→ **GIVEN PROBLEM**: Can you print every record below exactly as written?

→ **DATA FOR THIS TASK**:
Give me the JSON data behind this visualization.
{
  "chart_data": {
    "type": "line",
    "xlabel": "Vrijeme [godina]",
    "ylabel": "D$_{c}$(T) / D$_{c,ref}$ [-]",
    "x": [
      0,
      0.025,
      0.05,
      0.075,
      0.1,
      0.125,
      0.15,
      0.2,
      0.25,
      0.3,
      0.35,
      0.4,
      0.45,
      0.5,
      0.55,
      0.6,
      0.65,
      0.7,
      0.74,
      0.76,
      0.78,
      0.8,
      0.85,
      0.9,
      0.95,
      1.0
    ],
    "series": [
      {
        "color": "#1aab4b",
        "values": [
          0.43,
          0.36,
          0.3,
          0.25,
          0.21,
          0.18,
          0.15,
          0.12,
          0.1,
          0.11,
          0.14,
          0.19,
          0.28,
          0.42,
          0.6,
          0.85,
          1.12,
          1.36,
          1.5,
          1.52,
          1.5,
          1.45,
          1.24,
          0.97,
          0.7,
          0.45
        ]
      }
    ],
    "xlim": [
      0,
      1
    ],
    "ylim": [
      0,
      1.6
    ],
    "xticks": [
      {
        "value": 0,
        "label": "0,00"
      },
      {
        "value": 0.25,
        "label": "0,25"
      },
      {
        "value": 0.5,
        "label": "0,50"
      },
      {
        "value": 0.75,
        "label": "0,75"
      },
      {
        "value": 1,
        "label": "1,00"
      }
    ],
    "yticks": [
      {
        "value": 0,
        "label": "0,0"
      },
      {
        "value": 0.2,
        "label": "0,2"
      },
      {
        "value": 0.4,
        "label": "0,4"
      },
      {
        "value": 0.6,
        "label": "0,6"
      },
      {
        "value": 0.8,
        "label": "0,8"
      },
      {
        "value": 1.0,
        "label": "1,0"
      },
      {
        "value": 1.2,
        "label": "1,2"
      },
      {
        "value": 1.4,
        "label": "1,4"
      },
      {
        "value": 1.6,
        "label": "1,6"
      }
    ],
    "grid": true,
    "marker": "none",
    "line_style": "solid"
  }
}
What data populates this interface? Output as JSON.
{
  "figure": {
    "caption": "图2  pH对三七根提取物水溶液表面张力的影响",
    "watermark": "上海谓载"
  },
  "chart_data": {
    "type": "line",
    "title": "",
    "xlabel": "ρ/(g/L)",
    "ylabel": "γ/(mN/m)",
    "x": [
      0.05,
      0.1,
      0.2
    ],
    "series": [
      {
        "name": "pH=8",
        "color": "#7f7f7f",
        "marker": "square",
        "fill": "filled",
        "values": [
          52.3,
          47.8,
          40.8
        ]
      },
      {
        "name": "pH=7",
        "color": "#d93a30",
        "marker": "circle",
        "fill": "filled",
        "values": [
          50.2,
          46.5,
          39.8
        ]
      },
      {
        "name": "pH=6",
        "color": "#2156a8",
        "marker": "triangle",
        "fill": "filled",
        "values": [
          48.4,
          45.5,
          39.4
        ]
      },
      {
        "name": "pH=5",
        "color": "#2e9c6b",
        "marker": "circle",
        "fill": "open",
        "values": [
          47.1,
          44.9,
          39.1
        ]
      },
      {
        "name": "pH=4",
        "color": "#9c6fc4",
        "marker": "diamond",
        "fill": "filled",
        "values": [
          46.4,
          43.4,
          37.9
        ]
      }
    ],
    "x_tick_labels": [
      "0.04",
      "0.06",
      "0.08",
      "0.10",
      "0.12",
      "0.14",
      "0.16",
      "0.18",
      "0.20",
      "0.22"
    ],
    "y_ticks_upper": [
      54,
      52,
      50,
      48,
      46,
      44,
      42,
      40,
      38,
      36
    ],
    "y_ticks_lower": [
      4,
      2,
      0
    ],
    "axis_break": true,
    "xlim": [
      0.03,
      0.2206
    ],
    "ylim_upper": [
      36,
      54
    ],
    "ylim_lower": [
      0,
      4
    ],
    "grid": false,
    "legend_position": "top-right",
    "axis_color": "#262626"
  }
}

→ **COMPLETED EXERCISE**:
Give me the JSON data behind this visualization.
{
  "chart_data": {
    "type": "line",
    "xlabel": "Vrijeme [godina]",
    "ylabel": "D$_{c}$(T) / D$_{c,ref}$ [-]",
    "x": [
      0,
      0.025,
      0.05,
      0.075,
      0.1,
      0.125,
      0.15,
      0.2,
      0.25,
      0.3,
      0.35,
      0.4,
      0.45,
      0.5,
      0.55,
      0.6,
      0.65,
      0.7,
      0.74,
      0.76,
      0.78,
      0.8,
      0.85,
      0.9,
      0.95,
      1.0
    ],
    "series": [
      {
        "color": "#1aab4b",
        "values": [
          0.43,
          0.36,
          0.3,
          0.25,
          0.21,
          0.18,
          0.15,
          0.12,
          0.1,
          0.11,
          0.14,
          0.19,
          0.28,
          0.42,
          0.6,
          0.85,
          1.12,
          1.36,
          1.5,
          1.52,
          1.5,
          1.45,
          1.24,
          0.97,
          0.7,
          0.45
        ]
      }
    ],
    "xlim": [
      0,
      1
    ],
    "ylim": [
      0,
      1.6
    ],
    "xticks": [
      {
        "value": 0,
        "label": "0,00"
      },
      {
        "value": 0.25,
        "label": "0,25"
      },
      {
        "value": 0.5,
        "label": "0,50"
      },
      {
        "value": 0.75,
        "label": "0,75"
      },
      {
        "value": 1,
        "label": "1,00"
      }
    ],
    "yticks": [
      {
        "value": 0,
        "label": "0,0"
      },
      {
        "value": 0.2,
        "label": "0,2"
      },
      {
        "value": 0.4,
        "label": "0,4"
      },
      {
        "value": 0.6,
        "label": "0,6"
      },
      {
        "value": 0.8,
        "label": "0,8"
      },
      {
        "value": 1.0,
        "label": "1,0"
      },
      {
        "value": 1.2,
        "label": "1,2"
      },
      {
        "value": 1.4,
        "label": "1,4"
      },
      {
        "value": 1.6,
        "label": "1,6"
      }
    ],
    "grid": true,
    "marker": "none",
    "line_style": "solid"
  }
}
What data populates this interface? Output as JSON.
{
  "figure": {
    "caption": "图2  pH对三七根提取物水溶液表面张力的影响",
    "watermark": "上海谓载"
  },
  "chart_data": {
    "type": "line",
    "title": "",
    "xlabel": "ρ/(g/L)",
    "ylabel": "γ/(mN/m)",
    "x": [
      0.05,
      0.1,
      0.2
    ],
    "series": [
      {
        "name": "pH=8",
        "color": "#7f7f7f",
        "marker": "square",
        "fill": "filled",
        "values": [
          52.3,
          47.8,
          40.8
        ]
      },
      {
        "name": "pH=7",
        "color": "#d93a30",
        "marker": "circle",
        "fill": "filled",
        "values": [
          50.2,
          46.5,
          39.8
        ]
      },
      {
        "name": "pH=6",
        "color": "#2156a8",
        "marker": "triangle",
        "fill": "filled",
        "values": [
          48.4,
          45.5,
          39.4
        ]
      },
      {
        "name": "pH=5",
        "color": "#2e9c6b",
        "marker": "circle",
        "fill": "open",
        "values": [
          47.1,
          44.9,
          39.1
        ]
      },
      {
        "name": "pH=4",
        "color": "#9c6fc4",
        "marker": "diamond",
        "fill": "filled",
        "values": [
          46.4,
          43.4,
          37.9
        ]
      }
    ],
    "x_tick_labels": [
      "0.04",
      "0.06",
      "0.08",
      "0.10",
      "0.12",
      "0.14",
      "0.16",
      "0.18",
      "0.20",
      "0.22"
    ],
    "y_ticks_upper": [
      54,
      52,
      50,
      48,
      46,
      44,
      42,
      40,
      38,
      36
    ],
    "y_ticks_lower": [
      4,
      2,
      0
    ],
    "axis_break": true,
    "xlim": [
      0.03,
      0.2206
    ],
    "ylim_upper": [
      36,
      54
    ],
    "ylim_lower": [
      0,
      4
    ],
    "grid": false,
    "legend_position": "top-right",
    "axis_color": "#262626"
  }
}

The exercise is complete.